======== Input records ========

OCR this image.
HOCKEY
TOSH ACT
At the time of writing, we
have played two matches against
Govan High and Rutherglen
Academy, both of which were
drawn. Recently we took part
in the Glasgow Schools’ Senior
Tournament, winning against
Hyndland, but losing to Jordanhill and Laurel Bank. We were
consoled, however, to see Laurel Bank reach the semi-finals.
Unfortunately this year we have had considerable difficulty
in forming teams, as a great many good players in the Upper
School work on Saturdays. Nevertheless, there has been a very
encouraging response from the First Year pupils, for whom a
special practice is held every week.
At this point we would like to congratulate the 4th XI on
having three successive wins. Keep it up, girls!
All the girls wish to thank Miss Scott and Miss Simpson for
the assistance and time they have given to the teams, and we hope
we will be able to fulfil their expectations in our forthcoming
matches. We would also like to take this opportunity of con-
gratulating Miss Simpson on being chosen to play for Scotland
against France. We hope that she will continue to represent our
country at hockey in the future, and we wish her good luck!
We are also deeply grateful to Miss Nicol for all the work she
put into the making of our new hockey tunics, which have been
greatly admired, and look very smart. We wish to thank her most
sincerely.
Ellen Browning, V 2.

========

[Direction]: From the records above, extract everything verbatim.

[Answer for the task]:
OCR this image.
HOCKEY
TOSH ACT
At the time of writing, we
have played two matches against
Govan High and Rutherglen
Academy, both of which were
drawn. Recently we took part
in the Glasgow Schools’ Senior
Tournament, winning against
Hyndland, but losing to Jordanhill and Laurel Bank. We were
consoled, however, to see Laurel Bank reach the semi-finals.
Unfortunately this year we have had considerable difficulty
in forming teams, as a great many good players in the Upper
School work on Saturdays. Nevertheless, there has been a very
encouraging response from the First Year pupils, for whom a
special practice is held every week.
At this point we would like to congratulate the 4th XI on
having three successive wins. Keep it up, girls!
All the girls wish to thank Miss Scott and Miss Simpson for
the assistance and time they have given to the teams, and we hope
we will be able to fulfil their expectations in our forthcoming
matches. We would also like to take this opportunity of con-
gratulating Miss Simpson on being chosen to play for Scotland
against France. We hope that she will continue to represent our
country at hockey in the future, and we wish her good luck!
We are also deeply grateful to Miss Nicol for all the work she
put into the making of our new hockey tunics, which have been
greatly admired, and look very smart. We wish to thank her most
sincerely.
Ellen Browning, V 2.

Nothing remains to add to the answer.